** start PASSAGE **

The word "only" was shifted in 1938 to its present place from before "be."

e. (1) Where the bankrupt is a stockbroker, the following definitions and provisions of this subdivision shall apply: "Property" shall include cash, securities, whether or not negotiable, and all other property of similar character; "customers" of a stockbroker shall include persons who have claims on account of securities received, acquired, or held by the stockbroker from or for the account of such persons (a) for safekeeping, or (b) with a view to sale, or (c) to cover consummated sales, or (d) pursuant to purchases, or (e) as collateral security, or (f) by way of loans of securities by such persons to the stockbroker, and shall include persons who have claims against the stockbroker arising out of sales or conversions of such securities; "cash customers" shall mean customers entitled to immediate possession of such securities without the payment of any sum to the stockbroker; the same person may be a cash customer with reference to certain securities and not a cash customer with reference to other securities; the "net equity" of a customer's account shall be determined by excluding any specifically identifiable securities reclaimable by the customer and by subtracting the indebtedness of the customer to the stockbroker from the sum which would have been owing by the stockbroker to the customer had the stockbroker liquidated, by sale or purchase on the date of bankruptcy, the remaining securities or security commitments of the customer.

** end PASSAGE **

THE TASKS:
- a) Rewrite as a bulleted list the paragraph of the stockbroker bankruptcy provision that begins "Where the bankrupt is a stockbroker," keeping its main definitions.
- b) Based on the stockbroker bankruptcy provision, explain how the same person can be a cash customer with respect to some securities but not others.
- c) Continue the stockbroker bankruptcy provision from the point where it stops.

** start MATERIAL SUPPLIED **

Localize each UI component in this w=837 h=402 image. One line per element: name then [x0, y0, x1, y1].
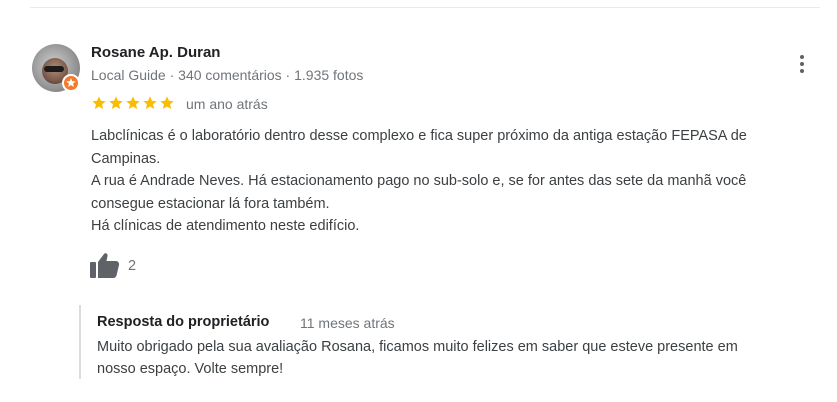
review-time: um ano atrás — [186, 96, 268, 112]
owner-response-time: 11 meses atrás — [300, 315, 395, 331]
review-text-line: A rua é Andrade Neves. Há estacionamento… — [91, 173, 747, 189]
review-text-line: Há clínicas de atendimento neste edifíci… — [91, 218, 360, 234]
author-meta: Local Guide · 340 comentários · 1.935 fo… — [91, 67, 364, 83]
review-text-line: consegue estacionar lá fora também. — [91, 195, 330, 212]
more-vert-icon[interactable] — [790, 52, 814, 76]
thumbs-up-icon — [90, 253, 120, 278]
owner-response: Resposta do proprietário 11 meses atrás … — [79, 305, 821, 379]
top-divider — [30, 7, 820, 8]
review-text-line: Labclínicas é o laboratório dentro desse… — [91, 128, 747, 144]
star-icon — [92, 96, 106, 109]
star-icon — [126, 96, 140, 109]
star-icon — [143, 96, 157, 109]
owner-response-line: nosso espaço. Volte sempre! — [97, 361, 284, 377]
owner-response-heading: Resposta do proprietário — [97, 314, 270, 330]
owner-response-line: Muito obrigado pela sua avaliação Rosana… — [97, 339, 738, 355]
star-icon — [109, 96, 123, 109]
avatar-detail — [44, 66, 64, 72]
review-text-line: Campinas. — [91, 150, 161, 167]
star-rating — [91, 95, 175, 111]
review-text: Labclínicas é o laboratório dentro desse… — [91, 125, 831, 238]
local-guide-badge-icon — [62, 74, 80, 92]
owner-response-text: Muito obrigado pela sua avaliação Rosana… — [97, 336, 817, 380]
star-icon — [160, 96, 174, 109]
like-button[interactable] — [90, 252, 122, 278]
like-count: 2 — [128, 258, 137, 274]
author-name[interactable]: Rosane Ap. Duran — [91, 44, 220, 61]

** end MATERIAL SUPPLIED **
** start MATERIAL SUPPLIED **

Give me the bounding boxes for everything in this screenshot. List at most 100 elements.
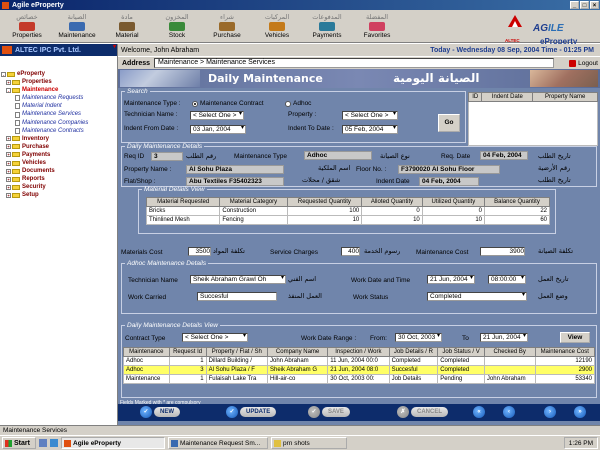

** end MATERIAL SUPPLIED **

ANSWERS FOR THIS EXERCISE:
- a)
- **Scope:** These definitions and provisions apply when the bankrupt is a stockbroker.
- **Property:** Includes cash, securities (whether or not negotiable), and all other property of similar character.
- **Customers:** Persons who have claims on account of securities the stockbroker received, acquired, or held from them or for their account:
  - for safekeeping
  - with a view to sale
  - to cover consummated sales
  - pursuant to purchases
  - as collateral security
  - by way of loans of securities to the stockbroker

  The term also includes persons with claims arising out of sales or conversions of such securities.
- **Cash customers:** Customers entitled to immediate possession of such securities without paying any sum to the stockbroker. One person may be a cash customer for some securities and not for others.
- **Net equity:** Determined by excluding any specifically identifiable securities the customer can reclaim. The customer's indebtedness to the stockbroker is then subtracted from the sum the stockbroker would have owed the customer had it liquidated the customer's remaining securities or security commitments, by sale or purchase, on the date of bankruptcy.

- b) Under the provision, cash-customer status depends on entitlement to immediate possession of particular securities without paying any sum to the stockbroker. A person may hold that entitlement for some securities while owing payment on others, so the status can differ from one holding to another.

- c)
(2) All property at any time received, acquired, or held by a stockbroker from or for the account of customers, except cash customers who are able to identify specifically their property in the manner prescribed in paragraph (4) of this subdivision and the proceeds of all customers' property rightfully transferred or unlawfully converted by the stockbroker, shall constitute a single and separate fund; and all customers except such cash customers shall constitute a single and separate class of creditors, entitled to share ratably in such fund on the basis of their respective net equities as of the date of bankruptcy: Provided, however, That

such fund shall to the extent approved by the court be subject to the priority of payment of the costs and expenses enumerated in clauses (1) and (2) of subdivision a of section 64 of this Act. If such fund shall not be sufficient to pay in full the claims of such class of creditors, such creditors shall be entitled, to the extent only of their respective unpaid balances, to share in the general estate with the general creditors.

(3) Any property remaining after the liquidation of a pledge made by a stockbroker shall be apportioned between his general estate and such single and separate fund in the proportion in which the general property of the stockbroker and the property of his customers contributed to such pledge.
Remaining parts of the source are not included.